**WORK INSTRUCTIONS**
Go through the data below. List every line that holds the word "moderators".

Saved entries
--*--
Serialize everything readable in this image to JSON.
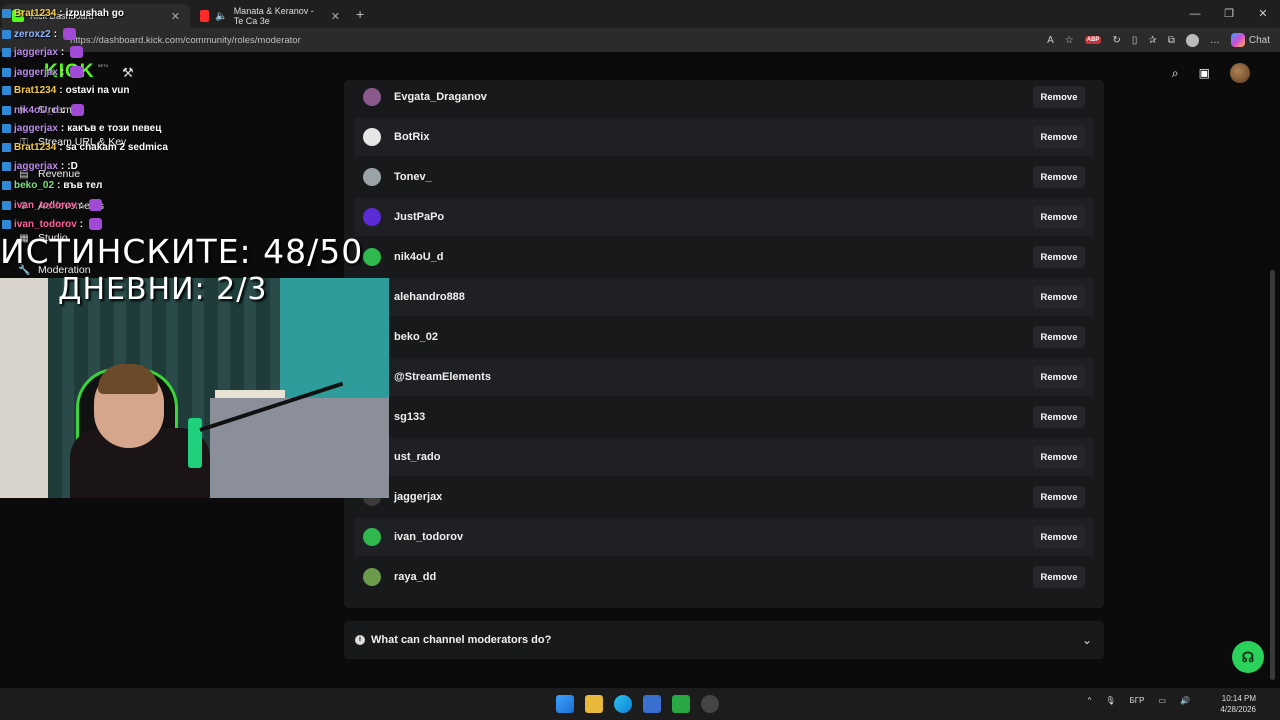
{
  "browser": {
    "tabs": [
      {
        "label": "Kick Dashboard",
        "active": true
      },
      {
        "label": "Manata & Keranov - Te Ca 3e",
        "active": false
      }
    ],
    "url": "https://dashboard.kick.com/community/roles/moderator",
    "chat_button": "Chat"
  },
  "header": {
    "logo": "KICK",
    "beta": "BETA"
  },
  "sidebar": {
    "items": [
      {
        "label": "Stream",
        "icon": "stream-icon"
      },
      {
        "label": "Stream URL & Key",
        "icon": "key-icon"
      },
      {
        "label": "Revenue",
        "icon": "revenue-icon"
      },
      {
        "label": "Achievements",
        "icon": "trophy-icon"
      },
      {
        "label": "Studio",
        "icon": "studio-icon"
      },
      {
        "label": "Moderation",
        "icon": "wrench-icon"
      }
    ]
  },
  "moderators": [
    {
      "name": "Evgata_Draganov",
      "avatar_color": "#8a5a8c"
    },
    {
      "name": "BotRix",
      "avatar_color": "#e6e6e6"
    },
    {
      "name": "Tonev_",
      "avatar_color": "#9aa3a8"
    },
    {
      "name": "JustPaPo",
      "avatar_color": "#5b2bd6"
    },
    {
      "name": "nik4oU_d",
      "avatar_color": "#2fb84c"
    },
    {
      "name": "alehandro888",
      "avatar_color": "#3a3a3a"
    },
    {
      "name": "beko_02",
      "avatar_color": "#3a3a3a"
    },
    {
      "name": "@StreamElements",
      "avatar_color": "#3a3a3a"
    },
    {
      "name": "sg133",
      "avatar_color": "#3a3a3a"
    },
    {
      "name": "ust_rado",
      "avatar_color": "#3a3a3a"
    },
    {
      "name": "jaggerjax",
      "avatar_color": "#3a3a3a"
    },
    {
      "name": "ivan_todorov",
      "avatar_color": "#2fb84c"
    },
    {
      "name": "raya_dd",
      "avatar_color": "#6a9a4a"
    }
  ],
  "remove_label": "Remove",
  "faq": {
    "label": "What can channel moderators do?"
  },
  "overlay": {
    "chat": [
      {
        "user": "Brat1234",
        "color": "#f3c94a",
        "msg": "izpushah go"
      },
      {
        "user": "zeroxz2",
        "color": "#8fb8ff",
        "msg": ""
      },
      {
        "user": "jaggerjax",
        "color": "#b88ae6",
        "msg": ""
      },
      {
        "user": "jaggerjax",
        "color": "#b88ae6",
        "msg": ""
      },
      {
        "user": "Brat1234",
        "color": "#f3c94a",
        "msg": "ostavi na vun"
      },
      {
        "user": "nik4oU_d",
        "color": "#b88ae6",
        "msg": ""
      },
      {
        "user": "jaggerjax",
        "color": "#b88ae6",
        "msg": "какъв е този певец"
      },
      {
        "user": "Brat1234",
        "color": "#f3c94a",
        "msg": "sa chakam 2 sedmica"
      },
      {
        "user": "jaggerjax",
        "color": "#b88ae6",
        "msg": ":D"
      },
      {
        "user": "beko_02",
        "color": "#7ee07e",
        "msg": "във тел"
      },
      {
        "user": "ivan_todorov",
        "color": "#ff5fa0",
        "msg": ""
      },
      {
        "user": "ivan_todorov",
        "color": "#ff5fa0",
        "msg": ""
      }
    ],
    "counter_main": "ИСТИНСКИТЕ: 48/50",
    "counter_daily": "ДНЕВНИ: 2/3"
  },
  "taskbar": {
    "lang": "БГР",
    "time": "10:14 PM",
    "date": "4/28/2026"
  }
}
--*--
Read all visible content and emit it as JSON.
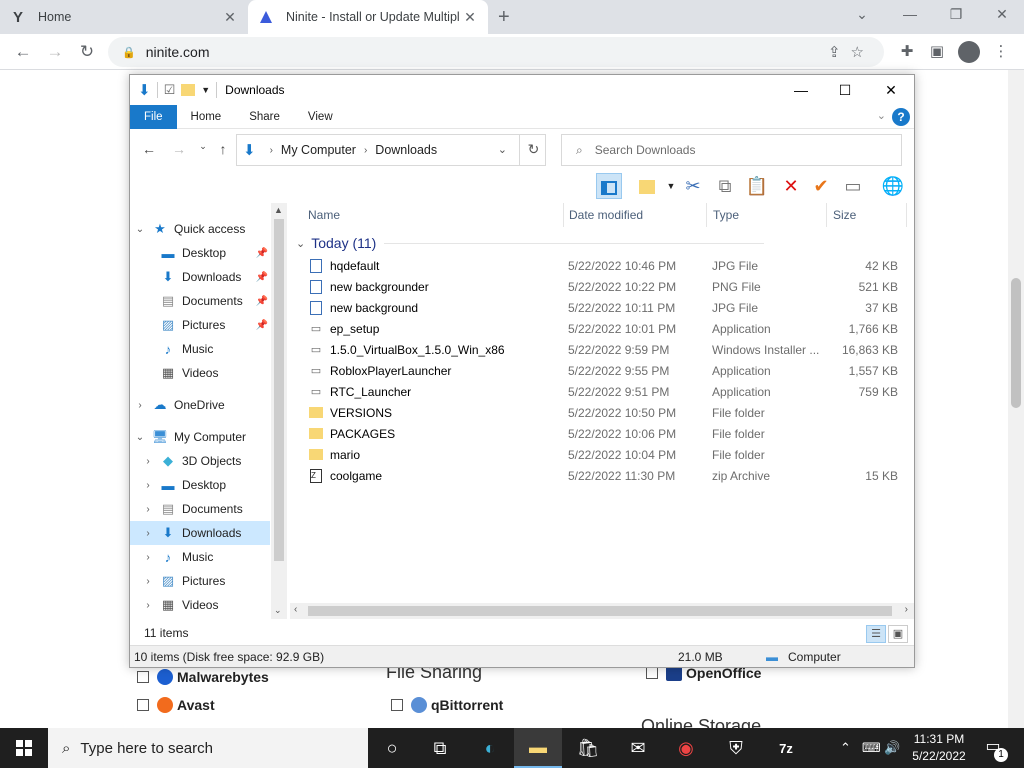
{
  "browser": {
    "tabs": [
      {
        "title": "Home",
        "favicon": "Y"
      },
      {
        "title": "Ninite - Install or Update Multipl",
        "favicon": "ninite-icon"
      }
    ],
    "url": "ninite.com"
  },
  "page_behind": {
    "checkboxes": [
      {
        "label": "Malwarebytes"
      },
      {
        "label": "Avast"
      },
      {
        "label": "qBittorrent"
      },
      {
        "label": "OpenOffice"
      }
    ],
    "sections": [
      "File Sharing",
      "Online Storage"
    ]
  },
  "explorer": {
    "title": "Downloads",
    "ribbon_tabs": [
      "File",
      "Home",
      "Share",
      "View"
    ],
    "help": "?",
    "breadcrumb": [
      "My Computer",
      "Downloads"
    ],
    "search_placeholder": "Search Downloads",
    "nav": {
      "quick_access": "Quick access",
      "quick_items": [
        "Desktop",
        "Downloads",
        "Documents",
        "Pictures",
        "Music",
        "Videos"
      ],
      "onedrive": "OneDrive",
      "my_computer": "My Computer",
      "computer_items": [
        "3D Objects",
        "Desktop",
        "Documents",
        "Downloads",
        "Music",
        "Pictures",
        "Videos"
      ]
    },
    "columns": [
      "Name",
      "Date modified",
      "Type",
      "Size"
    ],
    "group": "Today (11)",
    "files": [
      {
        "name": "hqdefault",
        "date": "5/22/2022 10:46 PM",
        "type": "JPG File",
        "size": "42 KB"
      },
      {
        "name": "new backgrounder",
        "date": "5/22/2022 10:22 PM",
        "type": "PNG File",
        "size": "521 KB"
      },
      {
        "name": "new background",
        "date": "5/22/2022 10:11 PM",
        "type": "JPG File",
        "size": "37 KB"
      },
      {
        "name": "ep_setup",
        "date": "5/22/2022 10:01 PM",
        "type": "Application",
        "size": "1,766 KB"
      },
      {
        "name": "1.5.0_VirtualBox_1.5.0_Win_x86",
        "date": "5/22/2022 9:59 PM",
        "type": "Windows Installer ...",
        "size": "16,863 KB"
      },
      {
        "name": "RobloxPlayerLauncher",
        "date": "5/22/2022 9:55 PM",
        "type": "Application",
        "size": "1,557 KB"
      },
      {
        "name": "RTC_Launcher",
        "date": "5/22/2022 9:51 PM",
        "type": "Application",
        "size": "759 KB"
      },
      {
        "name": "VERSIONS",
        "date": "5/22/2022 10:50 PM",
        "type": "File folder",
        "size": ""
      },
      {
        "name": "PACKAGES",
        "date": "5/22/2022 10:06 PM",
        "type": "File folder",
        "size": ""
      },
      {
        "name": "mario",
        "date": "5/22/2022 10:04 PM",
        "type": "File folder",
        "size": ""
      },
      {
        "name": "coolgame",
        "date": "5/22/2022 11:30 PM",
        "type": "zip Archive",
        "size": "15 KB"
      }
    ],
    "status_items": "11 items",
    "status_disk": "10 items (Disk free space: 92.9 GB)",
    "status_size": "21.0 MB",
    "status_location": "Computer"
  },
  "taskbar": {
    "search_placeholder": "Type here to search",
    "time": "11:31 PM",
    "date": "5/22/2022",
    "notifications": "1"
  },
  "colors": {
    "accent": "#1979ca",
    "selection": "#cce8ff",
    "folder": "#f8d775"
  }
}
--*--
**RESULT**
  "moderators": [
    "label": "What can channel moderators do?"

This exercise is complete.